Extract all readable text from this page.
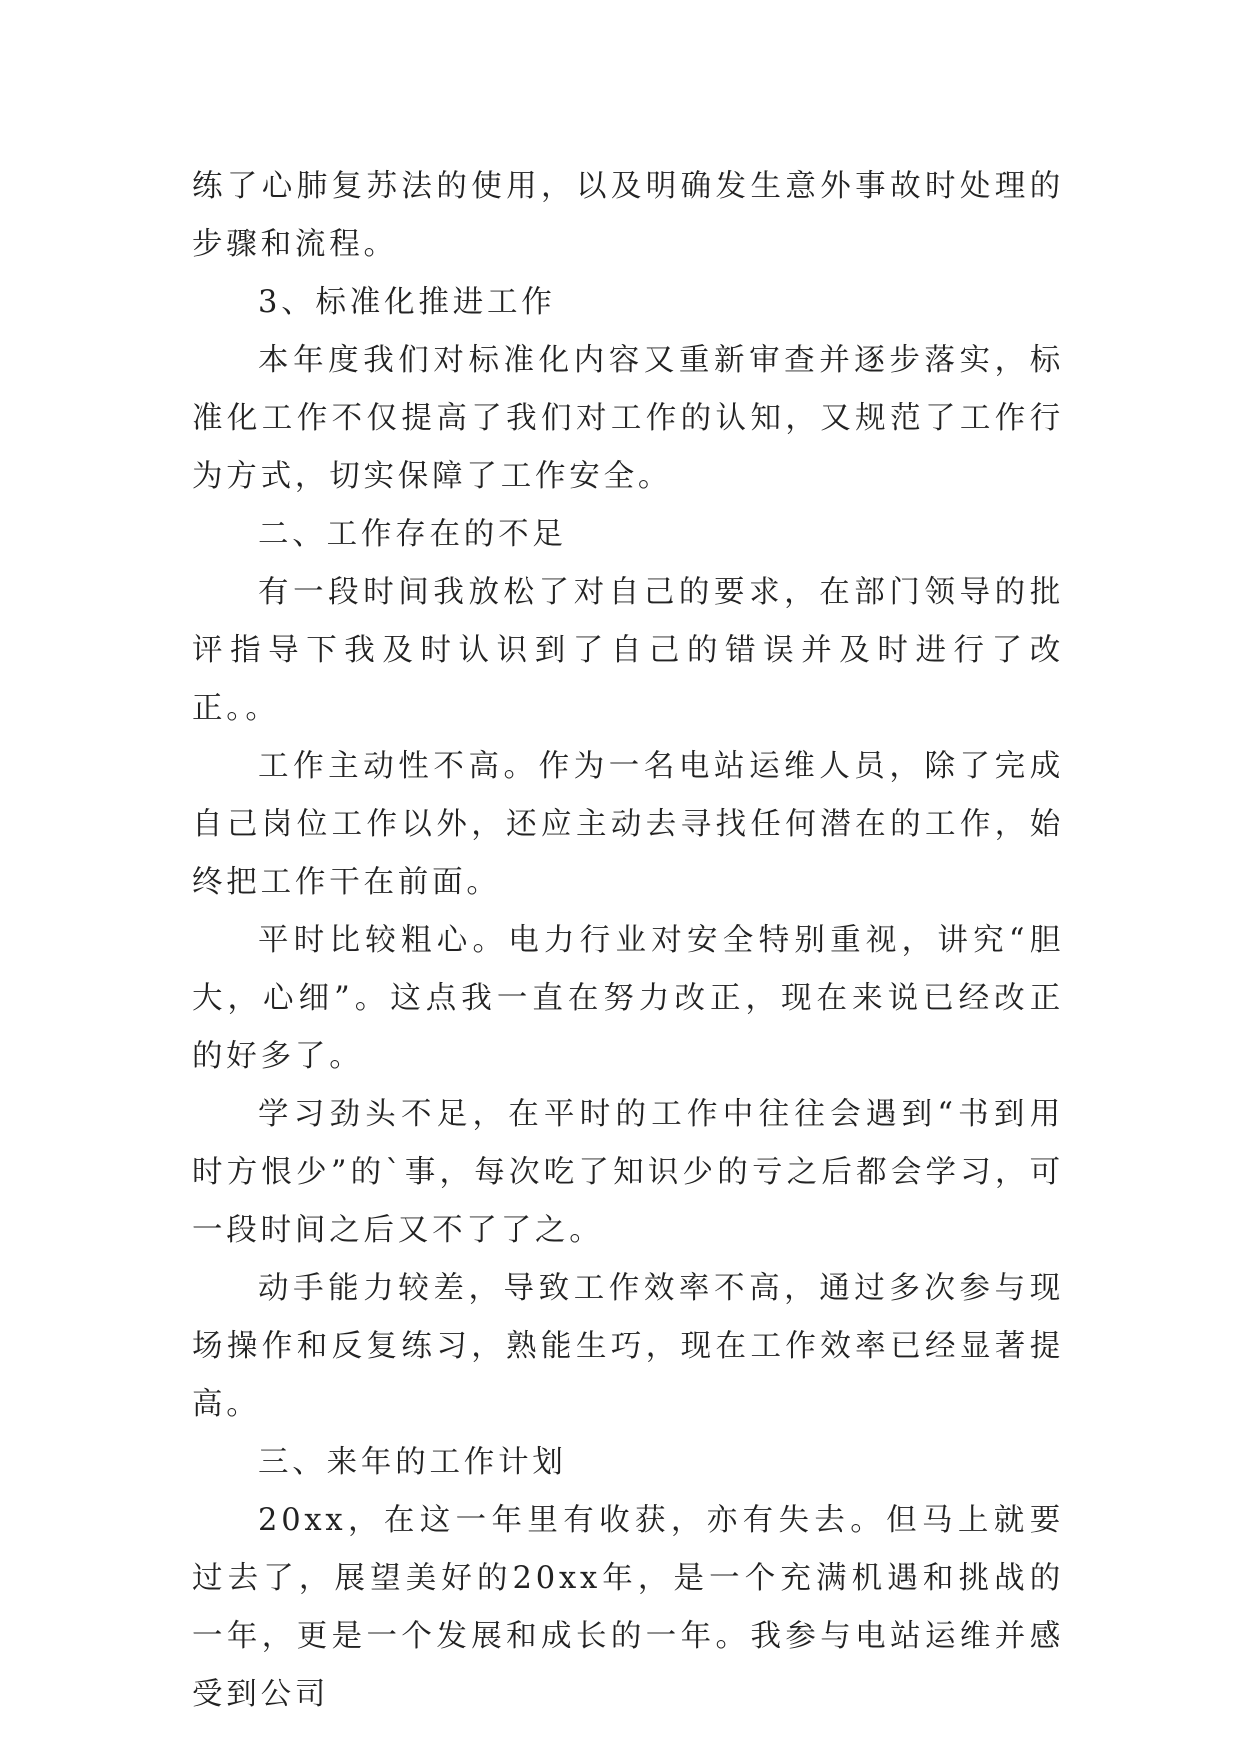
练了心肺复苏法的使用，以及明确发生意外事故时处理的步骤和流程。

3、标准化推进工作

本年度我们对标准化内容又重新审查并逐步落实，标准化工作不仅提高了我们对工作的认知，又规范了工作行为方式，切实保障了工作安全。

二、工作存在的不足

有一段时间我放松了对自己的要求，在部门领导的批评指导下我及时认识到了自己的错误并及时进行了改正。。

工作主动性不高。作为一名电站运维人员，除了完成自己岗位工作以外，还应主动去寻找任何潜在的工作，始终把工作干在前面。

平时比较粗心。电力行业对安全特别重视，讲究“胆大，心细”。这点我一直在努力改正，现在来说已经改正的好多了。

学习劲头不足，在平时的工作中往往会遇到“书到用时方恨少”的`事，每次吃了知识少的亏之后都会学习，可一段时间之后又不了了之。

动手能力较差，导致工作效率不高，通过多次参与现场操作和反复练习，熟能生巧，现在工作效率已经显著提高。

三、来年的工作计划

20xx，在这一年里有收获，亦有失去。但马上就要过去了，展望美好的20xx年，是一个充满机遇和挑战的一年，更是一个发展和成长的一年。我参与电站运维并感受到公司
|---|
The task ::
Give every record back exactly as it reads, with no images.

The response ::
Extract all readable text from this page.
练了心肺复苏法的使用，以及明确发生意外事故时处理的步骤和流程。

3、标准化推进工作

本年度我们对标准化内容又重新审查并逐步落实，标准化工作不仅提高了我们对工作的认知，又规范了工作行为方式，切实保障了工作安全。

二、工作存在的不足

有一段时间我放松了对自己的要求，在部门领导的批评指导下我及时认识到了自己的错误并及时进行了改正。。

工作主动性不高。作为一名电站运维人员，除了完成自己岗位工作以外，还应主动去寻找任何潜在的工作，始终把工作干在前面。

平时比较粗心。电力行业对安全特别重视，讲究“胆大，心细”。这点我一直在努力改正，现在来说已经改正的好多了。

学习劲头不足，在平时的工作中往往会遇到“书到用时方恨少”的`事，每次吃了知识少的亏之后都会学习，可一段时间之后又不了了之。

动手能力较差，导致工作效率不高，通过多次参与现场操作和反复练习，熟能生巧，现在工作效率已经显著提高。

三、来年的工作计划

20xx，在这一年里有收获，亦有失去。但马上就要过去了，展望美好的20xx年，是一个充满机遇和挑战的一年，更是一个发展和成长的一年。我参与电站运维并感受到公司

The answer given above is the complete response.